» **Requirement**
Every line of the data must be copied exactly.

** Start Provided records **

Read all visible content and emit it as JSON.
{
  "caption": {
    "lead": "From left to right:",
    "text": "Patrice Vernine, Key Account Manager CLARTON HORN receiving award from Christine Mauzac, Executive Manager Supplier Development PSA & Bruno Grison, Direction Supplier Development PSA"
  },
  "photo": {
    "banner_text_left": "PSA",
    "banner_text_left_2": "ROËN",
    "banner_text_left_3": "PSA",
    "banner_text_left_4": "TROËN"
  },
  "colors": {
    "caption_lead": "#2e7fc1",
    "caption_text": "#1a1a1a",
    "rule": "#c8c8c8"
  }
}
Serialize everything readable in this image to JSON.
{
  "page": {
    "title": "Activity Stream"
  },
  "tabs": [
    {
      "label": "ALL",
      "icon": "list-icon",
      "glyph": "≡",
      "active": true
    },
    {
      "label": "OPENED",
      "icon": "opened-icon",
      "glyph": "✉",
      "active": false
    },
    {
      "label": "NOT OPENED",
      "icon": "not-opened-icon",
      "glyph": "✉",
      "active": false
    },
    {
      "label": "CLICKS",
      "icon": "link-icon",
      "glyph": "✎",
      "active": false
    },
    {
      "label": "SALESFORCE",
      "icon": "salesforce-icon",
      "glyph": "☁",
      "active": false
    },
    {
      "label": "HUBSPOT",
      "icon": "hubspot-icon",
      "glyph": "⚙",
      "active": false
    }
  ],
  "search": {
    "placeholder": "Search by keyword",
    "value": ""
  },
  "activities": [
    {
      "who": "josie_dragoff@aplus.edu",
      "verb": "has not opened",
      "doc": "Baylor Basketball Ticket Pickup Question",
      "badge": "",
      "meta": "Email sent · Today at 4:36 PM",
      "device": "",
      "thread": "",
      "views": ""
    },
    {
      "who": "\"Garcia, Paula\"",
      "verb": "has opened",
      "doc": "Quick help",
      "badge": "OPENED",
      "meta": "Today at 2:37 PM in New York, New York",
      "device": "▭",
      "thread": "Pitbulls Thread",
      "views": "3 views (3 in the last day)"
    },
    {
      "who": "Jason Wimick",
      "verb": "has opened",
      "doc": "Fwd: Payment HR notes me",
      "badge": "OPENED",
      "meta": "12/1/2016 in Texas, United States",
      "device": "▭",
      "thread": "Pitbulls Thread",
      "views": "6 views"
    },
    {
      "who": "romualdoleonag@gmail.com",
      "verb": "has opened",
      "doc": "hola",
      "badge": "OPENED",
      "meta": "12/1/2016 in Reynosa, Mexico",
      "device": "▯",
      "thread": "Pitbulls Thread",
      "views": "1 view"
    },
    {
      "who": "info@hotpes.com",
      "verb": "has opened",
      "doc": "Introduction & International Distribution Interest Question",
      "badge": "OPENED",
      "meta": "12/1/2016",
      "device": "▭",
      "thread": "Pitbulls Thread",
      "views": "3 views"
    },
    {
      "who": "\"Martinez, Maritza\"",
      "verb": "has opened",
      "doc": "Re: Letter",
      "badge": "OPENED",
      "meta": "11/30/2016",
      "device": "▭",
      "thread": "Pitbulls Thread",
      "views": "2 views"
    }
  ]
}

** End Provided records **

» **Result for this task**
Read all visible content and emit it as JSON.
{
  "caption": {
    "lead": "From left to right:",
    "text": "Patrice Vernine, Key Account Manager CLARTON HORN receiving award from Christine Mauzac, Executive Manager Supplier Development PSA & Bruno Grison, Direction Supplier Development PSA"
  },
  "photo": {
    "banner_text_left": "PSA",
    "banner_text_left_2": "ROËN",
    "banner_text_left_3": "PSA",
    "banner_text_left_4": "TROËN"
  },
  "colors": {
    "caption_lead": "#2e7fc1",
    "caption_text": "#1a1a1a",
    "rule": "#c8c8c8"
  }
}
Serialize everything readable in this image to JSON.
{
  "page": {
    "title": "Activity Stream"
  },
  "tabs": [
    {
      "label": "ALL",
      "icon": "list-icon",
      "glyph": "≡",
      "active": true
    },
    {
      "label": "OPENED",
      "icon": "opened-icon",
      "glyph": "✉",
      "active": false
    },
    {
      "label": "NOT OPENED",
      "icon": "not-opened-icon",
      "glyph": "✉",
      "active": false
    },
    {
      "label": "CLICKS",
      "icon": "link-icon",
      "glyph": "✎",
      "active": false
    },
    {
      "label": "SALESFORCE",
      "icon": "salesforce-icon",
      "glyph": "☁",
      "active": false
    },
    {
      "label": "HUBSPOT",
      "icon": "hubspot-icon",
      "glyph": "⚙",
      "active": false
    }
  ],
  "search": {
    "placeholder": "Search by keyword",
    "value": ""
  },
  "activities": [
    {
      "who": "josie_dragoff@aplus.edu",
      "verb": "has not opened",
      "doc": "Baylor Basketball Ticket Pickup Question",
      "badge": "",
      "meta": "Email sent · Today at 4:36 PM",
      "device": "",
      "thread": "",
      "views": ""
    },
    {
      "who": "\"Garcia, Paula\"",
      "verb": "has opened",
      "doc": "Quick help",
      "badge": "OPENED",
      "meta": "Today at 2:37 PM in New York, New York",
      "device": "▭",
      "thread": "Pitbulls Thread",
      "views": "3 views (3 in the last day)"
    },
    {
      "who": "Jason Wimick",
      "verb": "has opened",
      "doc": "Fwd: Payment HR notes me",
      "badge": "OPENED",
      "meta": "12/1/2016 in Texas, United States",
      "device": "▭",
      "thread": "Pitbulls Thread",
      "views": "6 views"
    },
    {
      "who": "romualdoleonag@gmail.com",
      "verb": "has opened",
      "doc": "hola",
      "badge": "OPENED",
      "meta": "12/1/2016 in Reynosa, Mexico",
      "device": "▯",
      "thread": "Pitbulls Thread",
      "views": "1 view"
    },
    {
      "who": "info@hotpes.com",
      "verb": "has opened",
      "doc": "Introduction & International Distribution Interest Question",
      "badge": "OPENED",
      "meta": "12/1/2016",
      "device": "▭",
      "thread": "Pitbulls Thread",
      "views": "3 views"
    },
    {
      "who": "\"Martinez, Maritza\"",
      "verb": "has opened",
      "doc": "Re: Letter",
      "badge": "OPENED",
      "meta": "11/30/2016",
      "device": "▭",
      "thread": "Pitbulls Thread",
      "views": "2 views"
    }
  ]
}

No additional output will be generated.